● **TASK STATEMENT**
Find how many lines in the data below include the word "more", then write only that number.

========================

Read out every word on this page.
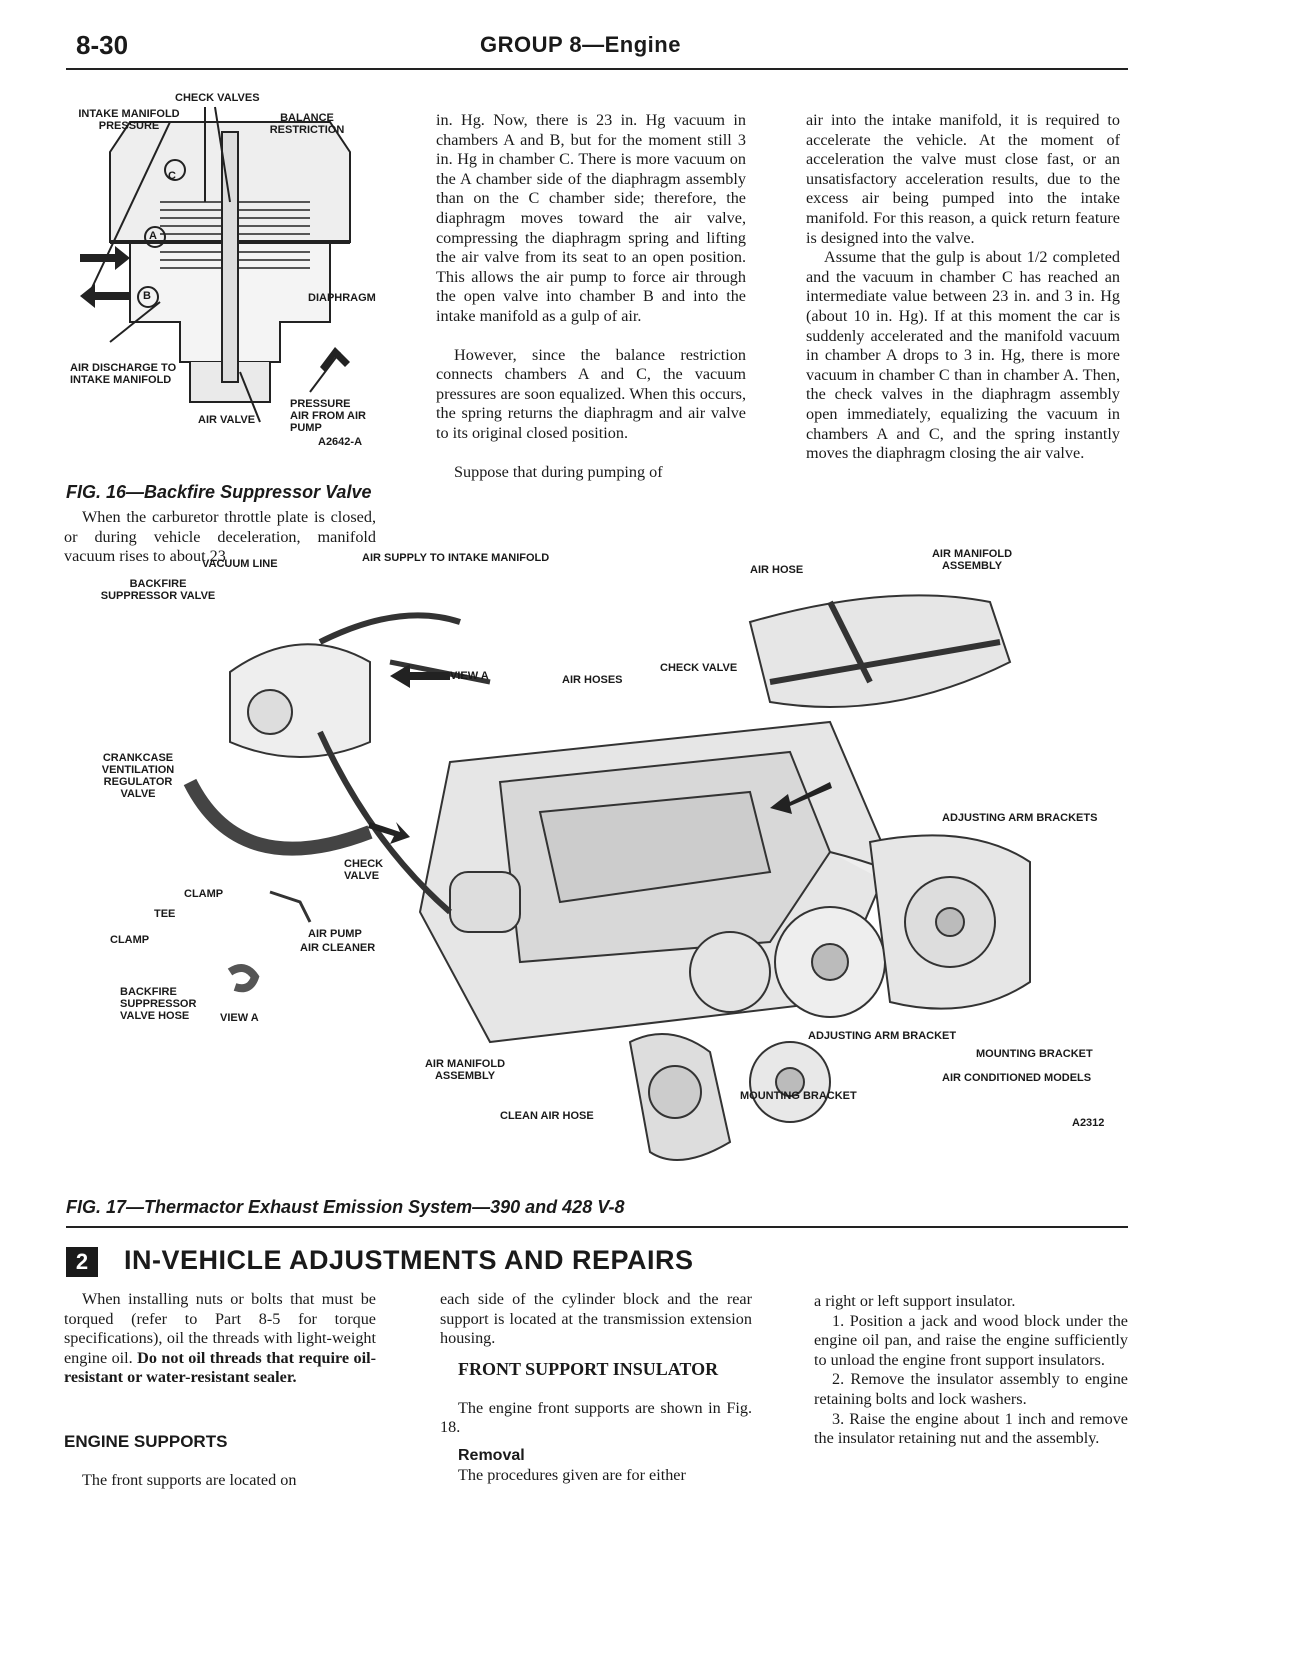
8-30	GROUP 8—Engine
C
A
B
CHECK VALVES
INTAKE MANIFOLD PRESSURE
BALANCE RESTRICTION
DIAPHRAGM
AIR DISCHARGE TO INTAKE MANIFOLD
PRESSURE AIR FROM AIR PUMP
AIR VALVE
A2642-A
FIG. 16—Backfire Suppressor Valve

When the carburetor throttle plate is closed, or during vehicle deceleration, manifold vacuum rises to about 23

in. Hg. Now, there is 23 in. Hg vacuum in chambers A and B, but for the moment still 3 in. Hg in chamber C. There is more vacuum on the A chamber side of the diaphragm assembly than on the C chamber side; therefore, the diaphragm moves toward the air valve, compressing the diaphragm spring and lifting the air valve from its seat to an open position. This allows the air pump to force air through the open valve into chamber B and into the intake manifold as a gulp of air.

However, since the balance restriction connects chambers A and C, the vacuum pressures are soon equalized. When this occurs, the spring returns the diaphragm and air valve to its original closed position.

Suppose that during pumping of

air into the intake manifold, it is required to accelerate the vehicle. At the moment of acceleration the valve must close fast, or an unsatisfactory acceleration results, due to the excess air being pumped into the intake manifold. For this reason, a quick return feature is designed into the valve.

Assume that the gulp is about 1/2 completed and the vacuum in chamber C has reached an intermediate value between 23 in. and 3 in. Hg (about 10 in. Hg). If at this moment the car is suddenly accelerated and the manifold vacuum in chamber A drops to 3 in. Hg, there is more vacuum in chamber C than in chamber A. Then, the check valves in the diaphragm assembly open immediately, equalizing the vacuum in chambers A and C, and the spring instantly moves the diaphragm closing the air valve.

VACUUM LINE	AIR SUPPLY TO INTAKE MANIFOLD
BACKFIRE SUPPRESSOR VALVE
VIEW A	AIR HOSES
CHECK VALVE
AIR HOSE
AIR MANIFOLD ASSEMBLY
CRANKCASE VENTILATION REGULATOR VALVE
ADJUSTING ARM BRACKETS
CHECK VALVE
CLAMP
TEE
CLAMP	AIR PUMP
AIR CLEANER
BACKFIRE SUPPRESSOR VALVE HOSE	VIEW A
AIR MANIFOLD ASSEMBLY
ADJUSTING ARM BRACKET
MOUNTING BRACKET
AIR CONDITIONED MODELS
MOUNTING BRACKET
CLEAN AIR HOSE
A2312
FIG. 17—Thermactor Exhaust Emission System—390 and 428 V-8
2	IN-VEHICLE ADJUSTMENTS AND REPAIRS

When installing nuts or bolts that must be torqued (refer to Part 8-5 for torque specifications), oil the threads with light-weight engine oil. Do not oil threads that require oil-resistant or water-resistant sealer.

ENGINE SUPPORTS

The front supports are located on

each side of the cylinder block and the rear support is located at the transmission extension housing.

FRONT SUPPORT INSULATOR

The engine front supports are shown in Fig. 18.

Removal

The procedures given are for either

a right or left support insulator.

1. Position a jack and wood block under the engine oil pan, and raise the engine sufficiently to unload the engine front support insulators.

2. Remove the insulator assembly to engine retaining bolts and lock washers.

3. Raise the engine about 1 inch and remove the insulator retaining nut and the assembly.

========================

● **RESULT OF THIS TASK**
2